> **Prompt**: Copy all lines below containing "акцента".

> **Saved entries**:
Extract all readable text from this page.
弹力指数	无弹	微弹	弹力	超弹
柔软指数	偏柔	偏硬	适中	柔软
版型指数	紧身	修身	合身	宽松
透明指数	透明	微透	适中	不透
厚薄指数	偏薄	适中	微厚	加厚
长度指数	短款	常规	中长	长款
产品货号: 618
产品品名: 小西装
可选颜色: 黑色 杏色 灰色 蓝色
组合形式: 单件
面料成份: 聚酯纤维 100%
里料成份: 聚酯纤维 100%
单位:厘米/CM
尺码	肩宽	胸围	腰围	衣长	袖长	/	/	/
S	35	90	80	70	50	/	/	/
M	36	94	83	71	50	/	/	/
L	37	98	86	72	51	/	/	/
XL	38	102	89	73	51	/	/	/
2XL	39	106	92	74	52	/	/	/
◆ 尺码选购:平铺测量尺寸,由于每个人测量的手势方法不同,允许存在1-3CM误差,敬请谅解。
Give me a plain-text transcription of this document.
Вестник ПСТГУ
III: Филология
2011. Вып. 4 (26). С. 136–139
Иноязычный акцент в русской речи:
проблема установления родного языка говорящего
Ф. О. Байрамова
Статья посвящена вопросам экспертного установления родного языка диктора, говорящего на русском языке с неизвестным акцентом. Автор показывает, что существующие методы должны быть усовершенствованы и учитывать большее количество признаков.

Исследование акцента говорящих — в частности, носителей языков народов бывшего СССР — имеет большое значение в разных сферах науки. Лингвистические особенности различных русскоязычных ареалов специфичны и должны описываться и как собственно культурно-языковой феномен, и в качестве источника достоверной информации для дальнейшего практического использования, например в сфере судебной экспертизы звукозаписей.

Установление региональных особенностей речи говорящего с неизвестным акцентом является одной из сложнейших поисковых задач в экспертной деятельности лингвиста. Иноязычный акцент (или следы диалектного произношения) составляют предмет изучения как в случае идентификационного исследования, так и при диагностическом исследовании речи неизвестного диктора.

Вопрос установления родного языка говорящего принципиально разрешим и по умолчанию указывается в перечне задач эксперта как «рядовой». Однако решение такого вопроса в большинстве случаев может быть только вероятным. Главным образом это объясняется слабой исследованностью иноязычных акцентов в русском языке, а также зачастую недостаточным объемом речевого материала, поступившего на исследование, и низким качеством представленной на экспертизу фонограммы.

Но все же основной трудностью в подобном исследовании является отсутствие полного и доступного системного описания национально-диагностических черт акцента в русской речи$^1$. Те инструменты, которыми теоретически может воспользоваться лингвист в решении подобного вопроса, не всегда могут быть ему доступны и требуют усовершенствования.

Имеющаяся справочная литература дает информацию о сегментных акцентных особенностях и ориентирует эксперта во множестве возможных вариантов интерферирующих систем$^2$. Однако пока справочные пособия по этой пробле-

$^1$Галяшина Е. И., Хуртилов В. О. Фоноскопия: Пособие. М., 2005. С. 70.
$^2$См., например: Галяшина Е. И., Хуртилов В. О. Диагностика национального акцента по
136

> **Full response**:
Исследование акцента говорящих — в частности, носителей языков народов бывшего СССР — имеет большое значение в разных сферах науки. Лингвистические особенности различных русскоязычных ареалов специфичны и должны описываться и как собственно культурно-языковой феномен, и в качестве источника достоверной информации для дальнейшего практического использования, например в сфере судебной экспертизы звукозаписей.
Но все же основной трудностью в подобном исследовании является отсутствие полного и доступного системного описания национально-диагностических черт акцента в русской речи$^1$. Те инструменты, которыми теоретически может воспользоваться лингвист в решении подобного вопроса, не всегда могут быть ему доступны и требуют усовершенствования.
$^2$См., например: Галяшина Е. И., Хуртилов В. О. Диагностика национального акцента по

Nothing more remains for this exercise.